__Data__
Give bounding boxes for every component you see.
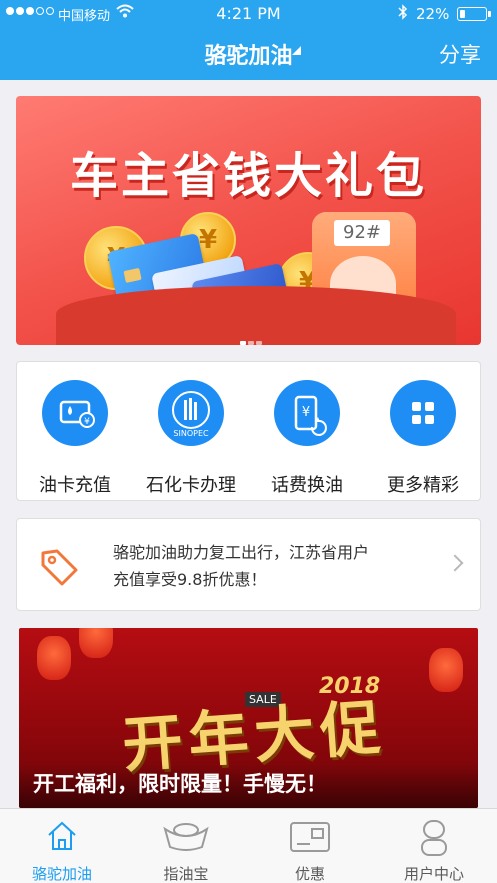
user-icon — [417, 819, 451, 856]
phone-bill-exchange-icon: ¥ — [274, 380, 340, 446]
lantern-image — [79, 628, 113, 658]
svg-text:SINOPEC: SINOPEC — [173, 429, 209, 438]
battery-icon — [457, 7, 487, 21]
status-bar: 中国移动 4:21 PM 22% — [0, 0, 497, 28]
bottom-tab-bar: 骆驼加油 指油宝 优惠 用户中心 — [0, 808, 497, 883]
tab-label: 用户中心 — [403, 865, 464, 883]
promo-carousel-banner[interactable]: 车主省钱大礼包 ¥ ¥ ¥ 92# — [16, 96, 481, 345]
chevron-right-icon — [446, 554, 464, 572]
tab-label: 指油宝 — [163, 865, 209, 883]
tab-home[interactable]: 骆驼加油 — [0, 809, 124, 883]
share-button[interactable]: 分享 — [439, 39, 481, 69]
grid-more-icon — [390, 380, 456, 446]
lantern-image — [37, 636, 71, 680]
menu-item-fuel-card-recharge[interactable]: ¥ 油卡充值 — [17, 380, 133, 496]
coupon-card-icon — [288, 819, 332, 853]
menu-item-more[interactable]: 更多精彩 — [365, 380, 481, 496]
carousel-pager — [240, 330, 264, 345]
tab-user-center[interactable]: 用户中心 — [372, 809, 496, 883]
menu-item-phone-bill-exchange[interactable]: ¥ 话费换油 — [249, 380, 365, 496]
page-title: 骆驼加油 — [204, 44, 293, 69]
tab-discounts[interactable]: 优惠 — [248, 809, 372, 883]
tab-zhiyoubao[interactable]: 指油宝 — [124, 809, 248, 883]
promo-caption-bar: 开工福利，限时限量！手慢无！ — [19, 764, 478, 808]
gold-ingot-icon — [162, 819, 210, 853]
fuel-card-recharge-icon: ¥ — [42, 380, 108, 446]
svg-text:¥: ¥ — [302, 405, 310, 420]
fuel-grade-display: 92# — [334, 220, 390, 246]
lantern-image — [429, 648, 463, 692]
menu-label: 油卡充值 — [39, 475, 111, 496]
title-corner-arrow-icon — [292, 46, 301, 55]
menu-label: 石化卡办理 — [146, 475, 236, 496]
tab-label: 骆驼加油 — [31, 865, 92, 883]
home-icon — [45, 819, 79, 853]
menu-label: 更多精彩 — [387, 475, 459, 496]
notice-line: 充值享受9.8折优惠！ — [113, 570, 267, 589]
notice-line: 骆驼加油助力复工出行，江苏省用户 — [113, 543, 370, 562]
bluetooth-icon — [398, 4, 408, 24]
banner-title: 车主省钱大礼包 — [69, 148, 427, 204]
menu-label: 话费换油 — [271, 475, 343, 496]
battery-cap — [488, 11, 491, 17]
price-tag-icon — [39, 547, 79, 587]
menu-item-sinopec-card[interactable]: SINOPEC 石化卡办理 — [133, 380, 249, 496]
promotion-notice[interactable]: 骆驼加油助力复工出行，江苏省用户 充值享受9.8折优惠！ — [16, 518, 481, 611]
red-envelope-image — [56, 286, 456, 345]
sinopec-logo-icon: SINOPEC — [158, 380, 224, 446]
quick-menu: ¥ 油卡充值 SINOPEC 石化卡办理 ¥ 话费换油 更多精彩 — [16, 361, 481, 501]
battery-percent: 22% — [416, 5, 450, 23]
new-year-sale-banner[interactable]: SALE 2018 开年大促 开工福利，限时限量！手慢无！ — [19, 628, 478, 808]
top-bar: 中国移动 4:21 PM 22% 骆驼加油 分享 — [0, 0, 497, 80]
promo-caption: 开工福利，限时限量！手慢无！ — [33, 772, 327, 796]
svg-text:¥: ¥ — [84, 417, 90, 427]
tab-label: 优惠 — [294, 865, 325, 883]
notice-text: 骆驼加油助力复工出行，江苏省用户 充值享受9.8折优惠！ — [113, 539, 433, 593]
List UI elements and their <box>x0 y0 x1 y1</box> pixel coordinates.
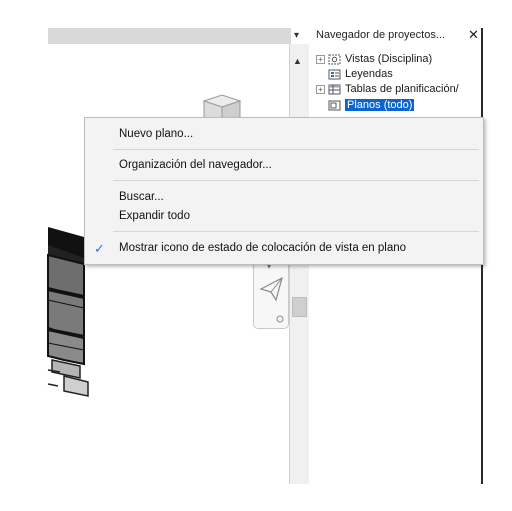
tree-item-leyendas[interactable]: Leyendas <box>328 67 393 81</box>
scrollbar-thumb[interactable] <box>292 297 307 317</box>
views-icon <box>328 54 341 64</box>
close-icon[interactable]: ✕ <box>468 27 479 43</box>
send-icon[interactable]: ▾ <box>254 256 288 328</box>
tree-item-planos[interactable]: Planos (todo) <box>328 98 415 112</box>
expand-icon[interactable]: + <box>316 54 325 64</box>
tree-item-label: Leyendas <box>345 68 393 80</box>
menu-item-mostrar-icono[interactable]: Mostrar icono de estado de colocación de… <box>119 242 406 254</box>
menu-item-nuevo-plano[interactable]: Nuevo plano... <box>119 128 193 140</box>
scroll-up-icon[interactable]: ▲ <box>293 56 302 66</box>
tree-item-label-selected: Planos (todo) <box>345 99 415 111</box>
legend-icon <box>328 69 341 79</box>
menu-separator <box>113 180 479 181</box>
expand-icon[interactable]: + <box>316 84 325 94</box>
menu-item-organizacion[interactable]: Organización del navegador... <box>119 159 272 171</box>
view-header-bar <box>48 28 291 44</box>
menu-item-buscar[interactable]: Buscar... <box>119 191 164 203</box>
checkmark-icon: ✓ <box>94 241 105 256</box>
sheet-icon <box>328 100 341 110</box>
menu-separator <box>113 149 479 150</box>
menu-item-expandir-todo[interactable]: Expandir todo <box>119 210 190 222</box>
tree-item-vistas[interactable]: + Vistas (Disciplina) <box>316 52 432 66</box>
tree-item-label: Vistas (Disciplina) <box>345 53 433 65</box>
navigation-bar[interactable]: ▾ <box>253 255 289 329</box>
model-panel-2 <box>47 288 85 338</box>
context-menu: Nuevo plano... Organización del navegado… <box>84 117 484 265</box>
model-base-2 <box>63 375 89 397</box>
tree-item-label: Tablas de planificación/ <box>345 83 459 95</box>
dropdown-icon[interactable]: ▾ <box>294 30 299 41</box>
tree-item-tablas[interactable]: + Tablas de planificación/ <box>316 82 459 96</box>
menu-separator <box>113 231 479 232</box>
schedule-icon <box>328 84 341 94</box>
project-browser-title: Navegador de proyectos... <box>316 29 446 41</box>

__Request__
Could you return every line above verbatim, omitting the pictures?

__Final result__
Give bounding boxes for every component you see.
user-icon — [417, 819, 451, 856]
phone-bill-exchange-icon: ¥ — [274, 380, 340, 446]
lantern-image — [79, 628, 113, 658]
svg-text:SINOPEC: SINOPEC — [173, 429, 209, 438]
battery-icon — [457, 7, 487, 21]
status-bar: 中国移动 4:21 PM 22% — [0, 0, 497, 28]
bottom-tab-bar: 骆驼加油 指油宝 优惠 用户中心 — [0, 808, 497, 883]
tab-label: 用户中心 — [403, 865, 464, 883]
promo-carousel-banner[interactable]: 车主省钱大礼包 ¥ ¥ ¥ 92# — [16, 96, 481, 345]
chevron-right-icon — [446, 554, 464, 572]
tab-label: 指油宝 — [163, 865, 209, 883]
tab-home[interactable]: 骆驼加油 — [0, 809, 124, 883]
share-button[interactable]: 分享 — [439, 39, 481, 69]
grid-more-icon — [390, 380, 456, 446]
lantern-image — [37, 636, 71, 680]
menu-item-fuel-card-recharge[interactable]: ¥ 油卡充值 — [17, 380, 133, 496]
coupon-card-icon — [288, 819, 332, 853]
menu-item-more[interactable]: 更多精彩 — [365, 380, 481, 496]
carousel-pager — [240, 330, 264, 345]
tab-user-center[interactable]: 用户中心 — [372, 809, 496, 883]
menu-item-phone-bill-exchange[interactable]: ¥ 话费换油 — [249, 380, 365, 496]
page-title: 骆驼加油 — [204, 44, 293, 69]
tab-discounts[interactable]: 优惠 — [248, 809, 372, 883]
tab-zhiyoubao[interactable]: 指油宝 — [124, 809, 248, 883]
promo-caption-bar: 开工福利，限时限量！手慢无！ — [19, 764, 478, 808]
gold-ingot-icon — [162, 819, 210, 853]
fuel-card-recharge-icon: ¥ — [42, 380, 108, 446]
svg-text:¥: ¥ — [302, 405, 310, 420]
fuel-grade-display: 92# — [334, 220, 390, 246]
lantern-image — [429, 648, 463, 692]
menu-label: 油卡充值 — [39, 475, 111, 496]
title-corner-arrow-icon — [292, 46, 301, 55]
menu-label: 石化卡办理 — [146, 475, 236, 496]
tab-label: 骆驼加油 — [31, 865, 92, 883]
home-icon — [45, 819, 79, 853]
menu-label: 更多精彩 — [387, 475, 459, 496]
notice-line: 充值享受9.8折优惠！ — [113, 570, 267, 589]
notice-line: 骆驼加油助力复工出行，江苏省用户 — [113, 543, 370, 562]
bluetooth-icon — [398, 4, 408, 24]
banner-title: 车主省钱大礼包 — [69, 148, 427, 204]
menu-label: 话费换油 — [271, 475, 343, 496]
battery-cap — [488, 11, 491, 17]
price-tag-icon — [39, 547, 79, 587]
menu-item-sinopec-card[interactable]: SINOPEC 石化卡办理 — [133, 380, 249, 496]
promotion-notice[interactable]: 骆驼加油助力复工出行，江苏省用户 充值享受9.8折优惠！ — [16, 518, 481, 611]
red-envelope-image — [56, 286, 456, 345]
sinopec-logo-icon: SINOPEC — [158, 380, 224, 446]
quick-menu: ¥ 油卡充值 SINOPEC 石化卡办理 ¥ 话费换油 更多精彩 — [16, 361, 481, 501]
battery-percent: 22% — [416, 5, 450, 23]
new-year-sale-banner[interactable]: SALE 2018 开年大促 开工福利，限时限量！手慢无！ — [19, 628, 478, 808]
top-bar: 中国移动 4:21 PM 22% 骆驼加油 分享 — [0, 0, 497, 80]
promo-caption: 开工福利，限时限量！手慢无！ — [33, 772, 327, 796]
svg-text:¥: ¥ — [84, 417, 90, 427]
tab-label: 优惠 — [294, 865, 325, 883]
notice-text: 骆驼加油助力复工出行，江苏省用户 充值享受9.8折优惠！ — [113, 539, 433, 593]
List UI elements and their <box>x0 y0 x1 y1</box> pixel coordinates.
tree-item-leyendas[interactable]: Leyendas <box>328 67 393 81</box>
scrollbar-thumb[interactable] <box>292 297 307 317</box>
views-icon <box>328 54 341 64</box>
close-icon[interactable]: ✕ <box>468 27 479 43</box>
send-icon[interactable]: ▾ <box>254 256 288 328</box>
tree-item-planos[interactable]: Planos (todo) <box>328 98 415 112</box>
expand-icon[interactable]: + <box>316 54 325 64</box>
tree-item-label: Leyendas <box>345 68 393 80</box>
menu-item-mostrar-icono[interactable]: Mostrar icono de estado de colocación de… <box>119 242 406 254</box>
menu-item-nuevo-plano[interactable]: Nuevo plano... <box>119 128 193 140</box>
scroll-up-icon[interactable]: ▲ <box>293 56 302 66</box>
tree-item-label-selected: Planos (todo) <box>345 99 415 111</box>
legend-icon <box>328 69 341 79</box>
menu-separator <box>113 180 479 181</box>
expand-icon[interactable]: + <box>316 84 325 94</box>
menu-item-organizacion[interactable]: Organización del navegador... <box>119 159 272 171</box>
view-header-bar <box>48 28 291 44</box>
menu-item-buscar[interactable]: Buscar... <box>119 191 164 203</box>
checkmark-icon: ✓ <box>94 241 105 256</box>
sheet-icon <box>328 100 341 110</box>
menu-separator <box>113 149 479 150</box>
menu-item-expandir-todo[interactable]: Expandir todo <box>119 210 190 222</box>
tree-item-vistas[interactable]: + Vistas (Disciplina) <box>316 52 432 66</box>
tree-item-label: Vistas (Disciplina) <box>345 53 433 65</box>
navigation-bar[interactable]: ▾ <box>253 255 289 329</box>
model-panel-2 <box>47 288 85 338</box>
context-menu: Nuevo plano... Organización del navegado… <box>84 117 484 265</box>
model-base-2 <box>63 375 89 397</box>
tree-item-label: Tablas de planificación/ <box>345 83 459 95</box>
dropdown-icon[interactable]: ▾ <box>294 30 299 41</box>
tree-item-tablas[interactable]: + Tablas de planificación/ <box>316 82 459 96</box>
menu-separator <box>113 231 479 232</box>
schedule-icon <box>328 84 341 94</box>
project-browser-title: Navegador de proyectos... <box>316 29 446 41</box>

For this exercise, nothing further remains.